» Problem a: From the starter train kit thread, reproduce the text between "Are there any" and "at this time).", inclusive.

» Passage shown:
>> begin
# Buying starter train kit



## fulsom56 (Sep 18, 2015)

Hi folks, I'm in the depths of researching my first N gauge layout. Buying how to books on framework, track laying/planning, DCC, layouts, back issues of Model Railroader, etc. I even took an old table & taped down craft paper & made grids to eventually draw out my final track design (see picture). For now I'm doodling on regular graft paper.
In the mean time I'm contemplating buying a train starter kit & setting it up on my basement work bench (see picture). Including:
NCE Power Cab starter set, Atlas code 55 flex track (25 pcs.), Atlas #5 turnouts, Atlas switch mach., Atlas joiners & terminal joiner, cork roadbed and either a Bachmann 2-8-4 Berkshire DCC or a Atlas GP-9 DCC along with a Bachmann GP-7 DCC. (I have some rolling stock).
Are there any essential items that I'm missing? 
Will the Atlas switch mach. operate with the NCE control?
If I buy the 2-8-4 it will give me an idea of minimum radius but if I buy 2 diesels I can get an idea of running a consist (can't afford all 3 at this time).
Thanks for any feedback............Al.


----------



## DonR (Oct 18, 2012)

The workbench would make a nice platform for getting your feet wet in
N scale. You would, however, want to either build a separate 'table'
or remove the lower shelves when you go for the 'serious' layout.
>> end
[Items from a data source]
>> begin
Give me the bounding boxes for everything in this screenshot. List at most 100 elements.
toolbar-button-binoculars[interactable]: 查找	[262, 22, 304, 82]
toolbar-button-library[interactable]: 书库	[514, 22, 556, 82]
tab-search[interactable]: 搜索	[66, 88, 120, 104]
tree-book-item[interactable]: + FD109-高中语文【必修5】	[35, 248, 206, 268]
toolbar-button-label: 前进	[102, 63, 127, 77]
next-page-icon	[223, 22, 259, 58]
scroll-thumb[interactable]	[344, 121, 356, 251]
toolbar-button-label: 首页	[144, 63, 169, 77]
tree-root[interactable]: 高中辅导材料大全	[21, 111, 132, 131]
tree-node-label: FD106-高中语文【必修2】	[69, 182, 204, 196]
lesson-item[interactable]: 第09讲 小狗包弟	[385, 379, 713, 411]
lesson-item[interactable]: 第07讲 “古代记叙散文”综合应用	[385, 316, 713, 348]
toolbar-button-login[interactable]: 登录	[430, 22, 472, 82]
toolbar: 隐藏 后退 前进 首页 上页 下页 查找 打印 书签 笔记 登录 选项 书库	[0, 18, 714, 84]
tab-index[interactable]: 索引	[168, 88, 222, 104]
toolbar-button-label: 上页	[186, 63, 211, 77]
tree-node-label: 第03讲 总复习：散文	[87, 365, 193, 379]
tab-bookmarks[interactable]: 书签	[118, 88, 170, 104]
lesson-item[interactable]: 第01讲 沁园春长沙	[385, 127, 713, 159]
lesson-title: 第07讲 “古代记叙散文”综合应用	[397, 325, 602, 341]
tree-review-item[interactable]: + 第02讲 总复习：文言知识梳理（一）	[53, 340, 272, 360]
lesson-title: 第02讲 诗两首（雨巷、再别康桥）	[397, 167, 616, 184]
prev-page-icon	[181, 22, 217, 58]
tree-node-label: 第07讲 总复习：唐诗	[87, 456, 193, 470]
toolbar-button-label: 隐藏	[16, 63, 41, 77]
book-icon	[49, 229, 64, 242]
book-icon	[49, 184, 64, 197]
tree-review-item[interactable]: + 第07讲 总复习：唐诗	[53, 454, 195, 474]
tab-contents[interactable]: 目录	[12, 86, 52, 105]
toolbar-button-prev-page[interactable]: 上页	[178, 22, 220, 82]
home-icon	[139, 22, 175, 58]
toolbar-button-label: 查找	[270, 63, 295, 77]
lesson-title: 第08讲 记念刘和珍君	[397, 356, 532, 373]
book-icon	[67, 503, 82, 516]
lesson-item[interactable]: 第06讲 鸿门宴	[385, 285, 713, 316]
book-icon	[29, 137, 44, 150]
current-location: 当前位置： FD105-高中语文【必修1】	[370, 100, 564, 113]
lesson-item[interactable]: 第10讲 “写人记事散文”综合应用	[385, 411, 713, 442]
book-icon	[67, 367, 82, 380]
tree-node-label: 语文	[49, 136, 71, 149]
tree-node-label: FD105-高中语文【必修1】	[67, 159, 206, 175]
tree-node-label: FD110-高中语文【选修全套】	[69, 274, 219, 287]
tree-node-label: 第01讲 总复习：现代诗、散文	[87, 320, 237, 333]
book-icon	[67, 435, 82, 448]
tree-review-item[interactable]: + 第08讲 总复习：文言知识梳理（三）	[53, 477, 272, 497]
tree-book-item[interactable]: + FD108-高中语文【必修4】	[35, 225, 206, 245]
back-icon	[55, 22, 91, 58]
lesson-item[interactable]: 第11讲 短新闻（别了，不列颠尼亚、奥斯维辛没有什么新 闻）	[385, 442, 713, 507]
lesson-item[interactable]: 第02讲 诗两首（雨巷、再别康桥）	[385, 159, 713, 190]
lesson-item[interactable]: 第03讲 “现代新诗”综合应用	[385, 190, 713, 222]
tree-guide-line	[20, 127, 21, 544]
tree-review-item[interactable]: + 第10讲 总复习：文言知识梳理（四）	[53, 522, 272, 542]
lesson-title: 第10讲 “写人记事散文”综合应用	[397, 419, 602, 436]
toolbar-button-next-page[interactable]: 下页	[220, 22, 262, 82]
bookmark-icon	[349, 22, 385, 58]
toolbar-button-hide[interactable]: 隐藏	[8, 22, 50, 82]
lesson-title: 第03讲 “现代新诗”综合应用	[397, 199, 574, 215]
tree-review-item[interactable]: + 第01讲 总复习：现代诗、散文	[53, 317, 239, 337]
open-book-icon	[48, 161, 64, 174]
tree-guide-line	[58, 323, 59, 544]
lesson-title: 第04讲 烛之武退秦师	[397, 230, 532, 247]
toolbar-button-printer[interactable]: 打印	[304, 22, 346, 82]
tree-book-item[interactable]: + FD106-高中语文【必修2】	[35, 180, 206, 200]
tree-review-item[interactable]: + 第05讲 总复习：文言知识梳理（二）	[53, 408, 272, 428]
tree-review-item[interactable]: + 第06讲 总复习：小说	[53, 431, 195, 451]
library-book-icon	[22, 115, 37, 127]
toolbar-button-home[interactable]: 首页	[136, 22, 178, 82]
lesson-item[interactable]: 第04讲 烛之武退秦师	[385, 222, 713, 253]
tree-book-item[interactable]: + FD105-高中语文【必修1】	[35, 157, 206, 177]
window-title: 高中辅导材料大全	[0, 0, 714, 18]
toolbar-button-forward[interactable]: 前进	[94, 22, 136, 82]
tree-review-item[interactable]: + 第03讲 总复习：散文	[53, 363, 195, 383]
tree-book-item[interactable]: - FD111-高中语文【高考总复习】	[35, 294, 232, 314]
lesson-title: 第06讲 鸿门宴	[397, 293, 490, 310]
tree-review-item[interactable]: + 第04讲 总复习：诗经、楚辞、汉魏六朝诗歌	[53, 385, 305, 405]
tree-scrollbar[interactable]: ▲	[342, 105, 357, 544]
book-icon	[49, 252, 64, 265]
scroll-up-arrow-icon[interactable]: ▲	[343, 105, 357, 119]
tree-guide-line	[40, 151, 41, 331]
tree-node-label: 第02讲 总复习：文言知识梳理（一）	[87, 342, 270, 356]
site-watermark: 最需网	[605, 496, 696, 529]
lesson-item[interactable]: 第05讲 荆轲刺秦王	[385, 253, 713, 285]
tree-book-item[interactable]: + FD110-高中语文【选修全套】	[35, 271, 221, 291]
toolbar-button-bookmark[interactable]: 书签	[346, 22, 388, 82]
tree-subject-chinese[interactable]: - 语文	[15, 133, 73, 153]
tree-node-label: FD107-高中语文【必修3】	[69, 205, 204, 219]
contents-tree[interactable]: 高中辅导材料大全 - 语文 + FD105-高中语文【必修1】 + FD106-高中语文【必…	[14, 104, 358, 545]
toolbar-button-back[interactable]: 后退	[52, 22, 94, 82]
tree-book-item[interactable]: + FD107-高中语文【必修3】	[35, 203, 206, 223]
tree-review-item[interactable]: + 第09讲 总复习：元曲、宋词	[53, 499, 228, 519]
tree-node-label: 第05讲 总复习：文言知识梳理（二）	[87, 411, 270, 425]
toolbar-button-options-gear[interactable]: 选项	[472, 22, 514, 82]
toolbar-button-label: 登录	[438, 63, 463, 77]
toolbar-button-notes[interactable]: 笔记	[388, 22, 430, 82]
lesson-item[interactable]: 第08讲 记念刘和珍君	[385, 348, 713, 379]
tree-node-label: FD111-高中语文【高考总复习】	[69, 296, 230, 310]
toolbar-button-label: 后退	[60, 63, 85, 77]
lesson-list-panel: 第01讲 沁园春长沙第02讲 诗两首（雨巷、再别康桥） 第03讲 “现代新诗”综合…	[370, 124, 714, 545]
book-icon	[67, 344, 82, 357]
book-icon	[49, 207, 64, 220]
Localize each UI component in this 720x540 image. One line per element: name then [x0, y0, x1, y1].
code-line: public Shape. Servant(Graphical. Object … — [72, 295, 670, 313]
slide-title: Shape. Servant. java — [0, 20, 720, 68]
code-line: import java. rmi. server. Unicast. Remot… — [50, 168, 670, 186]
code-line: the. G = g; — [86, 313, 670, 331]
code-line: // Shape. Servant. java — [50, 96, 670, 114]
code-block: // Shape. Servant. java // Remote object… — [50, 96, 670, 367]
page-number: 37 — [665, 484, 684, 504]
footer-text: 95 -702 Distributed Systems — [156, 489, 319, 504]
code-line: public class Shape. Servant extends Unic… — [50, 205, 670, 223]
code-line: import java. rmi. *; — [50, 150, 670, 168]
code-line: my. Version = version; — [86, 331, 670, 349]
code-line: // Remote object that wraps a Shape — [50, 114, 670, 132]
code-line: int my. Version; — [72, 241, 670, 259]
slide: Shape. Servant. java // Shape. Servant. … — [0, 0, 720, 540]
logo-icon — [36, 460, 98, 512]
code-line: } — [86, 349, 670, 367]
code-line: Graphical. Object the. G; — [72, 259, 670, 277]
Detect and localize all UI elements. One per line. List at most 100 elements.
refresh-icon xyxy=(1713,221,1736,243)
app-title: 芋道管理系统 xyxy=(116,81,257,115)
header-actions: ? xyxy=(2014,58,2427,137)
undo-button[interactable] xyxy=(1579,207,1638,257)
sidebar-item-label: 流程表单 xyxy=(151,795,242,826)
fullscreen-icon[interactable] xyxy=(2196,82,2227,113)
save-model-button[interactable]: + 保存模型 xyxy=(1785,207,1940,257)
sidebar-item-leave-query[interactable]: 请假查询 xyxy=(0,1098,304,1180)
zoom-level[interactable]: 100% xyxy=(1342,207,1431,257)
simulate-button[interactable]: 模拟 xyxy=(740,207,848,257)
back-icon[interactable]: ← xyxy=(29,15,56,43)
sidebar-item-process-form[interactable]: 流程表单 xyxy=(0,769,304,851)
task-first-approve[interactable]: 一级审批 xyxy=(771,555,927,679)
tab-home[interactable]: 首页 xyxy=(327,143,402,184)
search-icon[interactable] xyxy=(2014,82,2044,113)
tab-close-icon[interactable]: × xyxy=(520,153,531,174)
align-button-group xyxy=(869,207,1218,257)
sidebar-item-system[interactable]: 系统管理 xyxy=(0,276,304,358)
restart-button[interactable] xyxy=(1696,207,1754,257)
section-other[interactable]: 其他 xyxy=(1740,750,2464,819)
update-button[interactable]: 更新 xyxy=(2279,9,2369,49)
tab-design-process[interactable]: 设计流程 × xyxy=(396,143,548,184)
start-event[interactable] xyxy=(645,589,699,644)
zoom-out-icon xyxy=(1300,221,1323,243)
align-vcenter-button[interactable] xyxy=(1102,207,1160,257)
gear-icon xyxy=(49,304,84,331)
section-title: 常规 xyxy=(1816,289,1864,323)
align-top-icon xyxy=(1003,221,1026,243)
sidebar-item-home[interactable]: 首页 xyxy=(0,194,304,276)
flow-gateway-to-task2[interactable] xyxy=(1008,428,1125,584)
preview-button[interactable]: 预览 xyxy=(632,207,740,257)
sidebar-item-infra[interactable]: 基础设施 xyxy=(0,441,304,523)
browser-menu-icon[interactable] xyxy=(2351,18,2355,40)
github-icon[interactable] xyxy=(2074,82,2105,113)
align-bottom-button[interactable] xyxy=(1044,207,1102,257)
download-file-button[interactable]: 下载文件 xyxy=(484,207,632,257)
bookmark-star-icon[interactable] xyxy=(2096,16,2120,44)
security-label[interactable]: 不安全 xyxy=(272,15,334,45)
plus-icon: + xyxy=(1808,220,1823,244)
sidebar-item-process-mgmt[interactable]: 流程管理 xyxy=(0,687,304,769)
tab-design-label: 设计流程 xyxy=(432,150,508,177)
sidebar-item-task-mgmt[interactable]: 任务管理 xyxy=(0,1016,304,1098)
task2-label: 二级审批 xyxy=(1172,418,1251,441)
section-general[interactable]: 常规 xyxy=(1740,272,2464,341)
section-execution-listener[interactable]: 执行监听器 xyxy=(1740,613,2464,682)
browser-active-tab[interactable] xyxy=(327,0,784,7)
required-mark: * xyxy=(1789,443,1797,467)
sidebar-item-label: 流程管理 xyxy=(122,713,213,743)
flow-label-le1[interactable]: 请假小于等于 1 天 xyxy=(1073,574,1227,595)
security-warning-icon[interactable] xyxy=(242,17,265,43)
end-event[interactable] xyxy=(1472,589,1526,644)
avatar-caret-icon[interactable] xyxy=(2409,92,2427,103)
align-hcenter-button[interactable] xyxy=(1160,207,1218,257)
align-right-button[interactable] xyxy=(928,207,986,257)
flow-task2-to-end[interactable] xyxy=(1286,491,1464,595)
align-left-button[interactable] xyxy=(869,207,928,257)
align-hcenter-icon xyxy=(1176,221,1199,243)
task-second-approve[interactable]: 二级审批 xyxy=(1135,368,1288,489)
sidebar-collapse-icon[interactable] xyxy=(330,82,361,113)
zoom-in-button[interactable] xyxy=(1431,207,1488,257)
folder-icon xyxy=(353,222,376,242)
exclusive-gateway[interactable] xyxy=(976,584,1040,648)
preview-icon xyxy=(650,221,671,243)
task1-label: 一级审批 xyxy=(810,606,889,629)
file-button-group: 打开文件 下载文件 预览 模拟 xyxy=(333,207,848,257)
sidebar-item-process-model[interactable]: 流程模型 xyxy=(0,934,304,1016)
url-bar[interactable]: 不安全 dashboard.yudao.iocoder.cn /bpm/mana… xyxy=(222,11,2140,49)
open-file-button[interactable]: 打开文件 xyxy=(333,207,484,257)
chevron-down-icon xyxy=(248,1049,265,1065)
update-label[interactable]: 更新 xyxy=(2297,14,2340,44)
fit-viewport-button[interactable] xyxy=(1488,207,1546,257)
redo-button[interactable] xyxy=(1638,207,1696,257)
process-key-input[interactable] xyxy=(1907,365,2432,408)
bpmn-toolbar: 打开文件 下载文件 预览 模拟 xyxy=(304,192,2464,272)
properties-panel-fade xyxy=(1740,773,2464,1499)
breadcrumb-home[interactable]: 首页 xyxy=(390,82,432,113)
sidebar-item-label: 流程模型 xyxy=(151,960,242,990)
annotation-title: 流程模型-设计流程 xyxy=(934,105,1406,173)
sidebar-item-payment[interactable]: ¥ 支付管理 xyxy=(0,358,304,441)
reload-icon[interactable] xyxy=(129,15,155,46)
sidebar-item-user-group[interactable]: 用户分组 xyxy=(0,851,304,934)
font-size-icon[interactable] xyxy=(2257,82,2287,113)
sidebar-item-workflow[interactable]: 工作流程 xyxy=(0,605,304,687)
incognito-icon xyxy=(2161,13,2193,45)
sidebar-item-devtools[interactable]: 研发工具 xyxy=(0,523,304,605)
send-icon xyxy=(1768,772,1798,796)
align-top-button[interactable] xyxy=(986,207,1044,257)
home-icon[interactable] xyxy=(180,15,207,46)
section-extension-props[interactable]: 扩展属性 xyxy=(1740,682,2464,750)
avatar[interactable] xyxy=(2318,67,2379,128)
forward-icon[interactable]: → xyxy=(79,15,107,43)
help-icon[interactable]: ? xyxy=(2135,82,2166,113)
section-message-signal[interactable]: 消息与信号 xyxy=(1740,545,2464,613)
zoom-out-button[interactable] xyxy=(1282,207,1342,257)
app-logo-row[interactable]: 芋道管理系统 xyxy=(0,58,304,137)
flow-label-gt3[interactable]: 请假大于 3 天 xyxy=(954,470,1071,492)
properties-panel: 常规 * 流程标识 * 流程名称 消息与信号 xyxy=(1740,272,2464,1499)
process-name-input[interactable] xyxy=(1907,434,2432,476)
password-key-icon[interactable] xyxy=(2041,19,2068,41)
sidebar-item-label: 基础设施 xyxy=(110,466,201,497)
>> end
» Problem b: Quote the records from their first line through the line containing "toolbar: 隐藏 后退", inclusive.

» Task result a:
Are there any essential items that I'm missing? 
Will the Atlas switch mach. operate with the NCE control?
If I buy the 2-8-4 it will give me an idea of minimum radius but if I buy 2 diesels I can get an idea of running a consist (can't afford all 3 at this time).

» Task result b:
Give me the bounding boxes for everything in this screenshot. List at most 100 elements.
toolbar-button-binoculars[interactable]: 查找	[262, 22, 304, 82]
toolbar-button-library[interactable]: 书库	[514, 22, 556, 82]
tab-search[interactable]: 搜索	[66, 88, 120, 104]
tree-book-item[interactable]: + FD109-高中语文【必修5】	[35, 248, 206, 268]
toolbar-button-label: 前进	[102, 63, 127, 77]
next-page-icon	[223, 22, 259, 58]
scroll-thumb[interactable]	[344, 121, 356, 251]
toolbar-button-label: 首页	[144, 63, 169, 77]
tree-root[interactable]: 高中辅导材料大全	[21, 111, 132, 131]
tree-node-label: FD106-高中语文【必修2】	[69, 182, 204, 196]
lesson-item[interactable]: 第09讲 小狗包弟	[385, 379, 713, 411]
lesson-item[interactable]: 第07讲 “古代记叙散文”综合应用	[385, 316, 713, 348]
toolbar-button-login[interactable]: 登录	[430, 22, 472, 82]
toolbar: 隐藏 后退 前进 首页 上页 下页 查找 打印 书签 笔记 登录 选项 书库	[0, 18, 714, 84]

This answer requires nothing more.